▶ [To be done]: Print every line of the listing exactly, please.

Data entries for graphics
☆ ☆ ☆ ☆ ☆ ☆ ☆

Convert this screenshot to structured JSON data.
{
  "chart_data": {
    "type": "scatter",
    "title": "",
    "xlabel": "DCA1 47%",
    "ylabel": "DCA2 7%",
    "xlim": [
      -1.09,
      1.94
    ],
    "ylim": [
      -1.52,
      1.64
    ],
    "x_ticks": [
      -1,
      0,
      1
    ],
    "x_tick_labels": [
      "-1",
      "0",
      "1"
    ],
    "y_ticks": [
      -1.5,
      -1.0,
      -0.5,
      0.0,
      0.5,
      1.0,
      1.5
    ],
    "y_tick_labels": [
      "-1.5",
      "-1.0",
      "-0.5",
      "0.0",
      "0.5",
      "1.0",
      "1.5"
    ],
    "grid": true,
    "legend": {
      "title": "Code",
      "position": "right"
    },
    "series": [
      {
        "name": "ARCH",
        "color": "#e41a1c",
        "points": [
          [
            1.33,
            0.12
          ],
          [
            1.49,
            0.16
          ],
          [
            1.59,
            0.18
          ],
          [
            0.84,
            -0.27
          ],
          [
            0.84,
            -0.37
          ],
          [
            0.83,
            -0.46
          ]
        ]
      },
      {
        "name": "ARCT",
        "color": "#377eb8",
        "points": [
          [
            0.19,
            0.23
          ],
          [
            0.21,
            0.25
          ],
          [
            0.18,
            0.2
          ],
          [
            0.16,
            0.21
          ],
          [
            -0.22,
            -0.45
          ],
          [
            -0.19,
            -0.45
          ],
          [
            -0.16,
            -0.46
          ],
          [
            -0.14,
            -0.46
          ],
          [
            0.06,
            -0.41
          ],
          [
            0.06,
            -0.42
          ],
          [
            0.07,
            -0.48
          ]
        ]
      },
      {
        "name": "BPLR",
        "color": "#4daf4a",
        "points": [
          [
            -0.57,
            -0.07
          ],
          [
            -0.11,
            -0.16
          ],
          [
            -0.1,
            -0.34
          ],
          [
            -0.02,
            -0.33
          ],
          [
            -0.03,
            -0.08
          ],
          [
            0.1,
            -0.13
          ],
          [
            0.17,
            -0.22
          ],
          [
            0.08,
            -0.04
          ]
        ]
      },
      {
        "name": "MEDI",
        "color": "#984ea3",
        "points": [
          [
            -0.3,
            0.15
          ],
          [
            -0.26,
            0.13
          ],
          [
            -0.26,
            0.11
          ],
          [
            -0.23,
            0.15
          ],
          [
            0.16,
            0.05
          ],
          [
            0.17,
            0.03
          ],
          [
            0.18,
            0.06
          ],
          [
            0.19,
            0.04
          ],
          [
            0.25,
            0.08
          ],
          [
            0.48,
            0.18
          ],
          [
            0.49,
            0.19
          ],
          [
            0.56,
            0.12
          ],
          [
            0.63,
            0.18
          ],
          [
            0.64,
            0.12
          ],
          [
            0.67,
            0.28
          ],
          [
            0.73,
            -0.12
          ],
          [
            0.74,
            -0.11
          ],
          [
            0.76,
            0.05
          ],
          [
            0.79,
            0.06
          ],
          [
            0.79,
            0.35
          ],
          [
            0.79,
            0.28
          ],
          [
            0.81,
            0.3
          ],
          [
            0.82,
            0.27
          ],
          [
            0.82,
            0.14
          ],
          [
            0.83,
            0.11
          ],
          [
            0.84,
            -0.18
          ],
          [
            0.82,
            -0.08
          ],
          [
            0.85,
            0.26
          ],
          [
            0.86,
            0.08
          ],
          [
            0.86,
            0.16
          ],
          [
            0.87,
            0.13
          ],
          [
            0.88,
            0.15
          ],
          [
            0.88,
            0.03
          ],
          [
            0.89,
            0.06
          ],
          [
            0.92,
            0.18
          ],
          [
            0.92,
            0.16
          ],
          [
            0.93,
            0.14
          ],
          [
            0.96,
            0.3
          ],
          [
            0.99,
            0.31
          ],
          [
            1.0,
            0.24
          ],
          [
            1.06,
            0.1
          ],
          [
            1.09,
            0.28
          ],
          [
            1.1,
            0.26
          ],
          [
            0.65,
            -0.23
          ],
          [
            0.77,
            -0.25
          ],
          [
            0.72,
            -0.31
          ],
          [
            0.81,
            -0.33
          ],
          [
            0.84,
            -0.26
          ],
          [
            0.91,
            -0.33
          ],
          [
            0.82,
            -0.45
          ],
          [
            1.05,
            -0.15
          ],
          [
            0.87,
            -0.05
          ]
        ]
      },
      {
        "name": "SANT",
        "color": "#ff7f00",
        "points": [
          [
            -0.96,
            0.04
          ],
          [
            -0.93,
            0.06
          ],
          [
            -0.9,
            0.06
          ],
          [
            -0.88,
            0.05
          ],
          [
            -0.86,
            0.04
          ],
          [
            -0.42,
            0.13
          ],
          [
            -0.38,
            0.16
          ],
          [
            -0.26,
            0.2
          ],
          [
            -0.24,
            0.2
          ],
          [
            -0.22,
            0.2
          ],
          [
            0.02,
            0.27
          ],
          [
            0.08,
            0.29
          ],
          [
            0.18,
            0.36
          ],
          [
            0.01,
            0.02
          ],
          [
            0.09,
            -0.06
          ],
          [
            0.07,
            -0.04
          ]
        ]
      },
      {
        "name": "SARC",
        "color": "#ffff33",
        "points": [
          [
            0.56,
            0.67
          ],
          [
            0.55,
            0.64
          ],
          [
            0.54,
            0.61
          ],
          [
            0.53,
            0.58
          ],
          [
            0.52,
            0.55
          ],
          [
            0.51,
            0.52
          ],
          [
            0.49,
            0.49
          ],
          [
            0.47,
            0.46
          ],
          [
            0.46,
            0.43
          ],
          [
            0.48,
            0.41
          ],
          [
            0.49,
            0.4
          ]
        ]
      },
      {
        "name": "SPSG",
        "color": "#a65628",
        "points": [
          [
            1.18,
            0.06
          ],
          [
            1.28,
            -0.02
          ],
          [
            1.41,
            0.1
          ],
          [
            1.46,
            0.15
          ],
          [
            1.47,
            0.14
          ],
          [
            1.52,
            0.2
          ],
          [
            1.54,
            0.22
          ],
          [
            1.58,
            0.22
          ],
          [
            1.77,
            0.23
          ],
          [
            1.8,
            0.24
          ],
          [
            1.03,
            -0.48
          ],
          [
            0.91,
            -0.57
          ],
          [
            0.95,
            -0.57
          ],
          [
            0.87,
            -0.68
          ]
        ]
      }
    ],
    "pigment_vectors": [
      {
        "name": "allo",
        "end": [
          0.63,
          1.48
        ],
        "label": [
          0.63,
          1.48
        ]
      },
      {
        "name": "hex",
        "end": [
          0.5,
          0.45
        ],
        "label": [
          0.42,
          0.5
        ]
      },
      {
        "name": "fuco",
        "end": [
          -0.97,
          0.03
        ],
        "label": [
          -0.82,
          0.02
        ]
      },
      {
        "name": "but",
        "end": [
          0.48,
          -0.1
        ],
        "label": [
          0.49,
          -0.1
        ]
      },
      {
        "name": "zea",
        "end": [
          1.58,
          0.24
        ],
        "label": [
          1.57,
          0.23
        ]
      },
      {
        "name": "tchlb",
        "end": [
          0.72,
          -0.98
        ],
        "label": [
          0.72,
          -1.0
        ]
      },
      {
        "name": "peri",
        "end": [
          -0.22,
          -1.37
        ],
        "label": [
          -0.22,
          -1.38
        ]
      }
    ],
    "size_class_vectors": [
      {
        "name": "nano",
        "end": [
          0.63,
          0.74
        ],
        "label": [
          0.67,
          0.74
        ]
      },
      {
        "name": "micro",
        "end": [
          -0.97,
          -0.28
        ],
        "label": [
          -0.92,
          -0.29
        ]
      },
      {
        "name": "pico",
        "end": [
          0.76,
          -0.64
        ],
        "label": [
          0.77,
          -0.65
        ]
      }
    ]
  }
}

☆ ☆ ☆ ☆ ☆ ☆ ☆

▶ [Finished task]:
Convert this screenshot to structured JSON data.
{
  "chart_data": {
    "type": "scatter",
    "title": "",
    "xlabel": "DCA1 47%",
    "ylabel": "DCA2 7%",
    "xlim": [
      -1.09,
      1.94
    ],
    "ylim": [
      -1.52,
      1.64
    ],
    "x_ticks": [
      -1,
      0,
      1
    ],
    "x_tick_labels": [
      "-1",
      "0",
      "1"
    ],
    "y_ticks": [
      -1.5,
      -1.0,
      -0.5,
      0.0,
      0.5,
      1.0,
      1.5
    ],
    "y_tick_labels": [
      "-1.5",
      "-1.0",
      "-0.5",
      "0.0",
      "0.5",
      "1.0",
      "1.5"
    ],
    "grid": true,
    "legend": {
      "title": "Code",
      "position": "right"
    },
    "series": [
      {
        "name": "ARCH",
        "color": "#e41a1c",
        "points": [
          [
            1.33,
            0.12
          ],
          [
            1.49,
            0.16
          ],
          [
            1.59,
            0.18
          ],
          [
            0.84,
            -0.27
          ],
          [
            0.84,
            -0.37
          ],
          [
            0.83,
            -0.46
          ]
        ]
      },
      {
        "name": "ARCT",
        "color": "#377eb8",
        "points": [
          [
            0.19,
            0.23
          ],
          [
            0.21,
            0.25
          ],
          [
            0.18,
            0.2
          ],
          [
            0.16,
            0.21
          ],
          [
            -0.22,
            -0.45
          ],
          [
            -0.19,
            -0.45
          ],
          [
            -0.16,
            -0.46
          ],
          [
            -0.14,
            -0.46
          ],
          [
            0.06,
            -0.41
          ],
          [
            0.06,
            -0.42
          ],
          [
            0.07,
            -0.48
          ]
        ]
      },
      {
        "name": "BPLR",
        "color": "#4daf4a",
        "points": [
          [
            -0.57,
            -0.07
          ],
          [
            -0.11,
            -0.16
          ],
          [
            -0.1,
            -0.34
          ],
          [
            -0.02,
            -0.33
          ],
          [
            -0.03,
            -0.08
          ],
          [
            0.1,
            -0.13
          ],
          [
            0.17,
            -0.22
          ],
          [
            0.08,
            -0.04
          ]
        ]
      },
      {
        "name": "MEDI",
        "color": "#984ea3",
        "points": [
          [
            -0.3,
            0.15
          ],
          [
            -0.26,
            0.13
          ],
          [
            -0.26,
            0.11
          ],
          [
            -0.23,
            0.15
          ],
          [
            0.16,
            0.05
          ],
          [
            0.17,
            0.03
          ],
          [
            0.18,
            0.06
          ],
          [
            0.19,
            0.04
          ],
          [
            0.25,
            0.08
          ],
          [
            0.48,
            0.18
          ],
          [
            0.49,
            0.19
          ],
          [
            0.56,
            0.12
          ],
          [
            0.63,
            0.18
          ],
          [
            0.64,
            0.12
          ],
          [
            0.67,
            0.28
          ],
          [
            0.73,
            -0.12
          ],
          [
            0.74,
            -0.11
          ],
          [
            0.76,
            0.05
          ],
          [
            0.79,
            0.06
          ],
          [
            0.79,
            0.35
          ],
          [
            0.79,
            0.28
          ],
          [
            0.81,
            0.3
          ],
          [
            0.82,
            0.27
          ],
          [
            0.82,
            0.14
          ],
          [
            0.83,
            0.11
          ],
          [
            0.84,
            -0.18
          ],
          [
            0.82,
            -0.08
          ],
          [
            0.85,
            0.26
          ],
          [
            0.86,
            0.08
          ],
          [
            0.86,
            0.16
          ],
          [
            0.87,
            0.13
          ],
          [
            0.88,
            0.15
          ],
          [
            0.88,
            0.03
          ],
          [
            0.89,
            0.06
          ],
          [
            0.92,
            0.18
          ],
          [
            0.92,
            0.16
          ],
          [
            0.93,
            0.14
          ],
          [
            0.96,
            0.3
          ],
          [
            0.99,
            0.31
          ],
          [
            1.0,
            0.24
          ],
          [
            1.06,
            0.1
          ],
          [
            1.09,
            0.28
          ],
          [
            1.1,
            0.26
          ],
          [
            0.65,
            -0.23
          ],
          [
            0.77,
            -0.25
          ],
          [
            0.72,
            -0.31
          ],
          [
            0.81,
            -0.33
          ],
          [
            0.84,
            -0.26
          ],
          [
            0.91,
            -0.33
          ],
          [
            0.82,
            -0.45
          ],
          [
            1.05,
            -0.15
          ],
          [
            0.87,
            -0.05
          ]
        ]
      },
      {
        "name": "SANT",
        "color": "#ff7f00",
        "points": [
          [
            -0.96,
            0.04
          ],
          [
            -0.93,
            0.06
          ],
          [
            -0.9,
            0.06
          ],
          [
            -0.88,
            0.05
          ],
          [
            -0.86,
            0.04
          ],
          [
            -0.42,
            0.13
          ],
          [
            -0.38,
            0.16
          ],
          [
            -0.26,
            0.2
          ],
          [
            -0.24,
            0.2
          ],
          [
            -0.22,
            0.2
          ],
          [
            0.02,
            0.27
          ],
          [
            0.08,
            0.29
          ],
          [
            0.18,
            0.36
          ],
          [
            0.01,
            0.02
          ],
          [
            0.09,
            -0.06
          ],
          [
            0.07,
            -0.04
          ]
        ]
      },
      {
        "name": "SARC",
        "color": "#ffff33",
        "points": [
          [
            0.56,
            0.67
          ],
          [
            0.55,
            0.64
          ],
          [
            0.54,
            0.61
          ],
          [
            0.53,
            0.58
          ],
          [
            0.52,
            0.55
          ],
          [
            0.51,
            0.52
          ],
          [
            0.49,
            0.49
          ],
          [
            0.47,
            0.46
          ],
          [
            0.46,
            0.43
          ],
          [
            0.48,
            0.41
          ],
          [
            0.49,
            0.4
          ]
        ]
      },
      {
        "name": "SPSG",
        "color": "#a65628",
        "points": [
          [
            1.18,
            0.06
          ],
          [
            1.28,
            -0.02
          ],
          [
            1.41,
            0.1
          ],
          [
            1.46,
            0.15
          ],
          [
            1.47,
            0.14
          ],
          [
            1.52,
            0.2
          ],
          [
            1.54,
            0.22
          ],
          [
            1.58,
            0.22
          ],
          [
            1.77,
            0.23
          ],
          [
            1.8,
            0.24
          ],
          [
            1.03,
            -0.48
          ],
          [
            0.91,
            -0.57
          ],
          [
            0.95,
            -0.57
          ],
          [
            0.87,
            -0.68
          ]
        ]
      }
    ],
    "pigment_vectors": [
      {
        "name": "allo",
        "end": [
          0.63,
          1.48
        ],
        "label": [
          0.63,
          1.48
        ]
      },
      {
        "name": "hex",
        "end": [
          0.5,
          0.45
        ],
        "label": [
          0.42,
          0.5
        ]
      },
      {
        "name": "fuco",
        "end": [
          -0.97,
          0.03
        ],
        "label": [
          -0.82,
          0.02
        ]
      },
      {
        "name": "but",
        "end": [
          0.48,
          -0.1
        ],
        "label": [
          0.49,
          -0.1
        ]
      },
      {
        "name": "zea",
        "end": [
          1.58,
          0.24
        ],
        "label": [
          1.57,
          0.23
        ]
      },
      {
        "name": "tchlb",
        "end": [
          0.72,
          -0.98
        ],
        "label": [
          0.72,
          -1.0
        ]
      },
      {
        "name": "peri",
        "end": [
          -0.22,
          -1.37
        ],
        "label": [
          -0.22,
          -1.38
        ]
      }
    ],
    "size_class_vectors": [
      {
        "name": "nano",
        "end": [
          0.63,
          0.74
        ],
        "label": [
          0.67,
          0.74
        ]
      },
      {
        "name": "micro",
        "end": [
          -0.97,
          -0.28
        ],
        "label": [
          -0.92,
          -0.29
        ]
      },
      {
        "name": "pico",
        "end": [
          0.76,
          -0.64
        ],
        "label": [
          0.77,
          -0.65
        ]
      }
    ]
  }
}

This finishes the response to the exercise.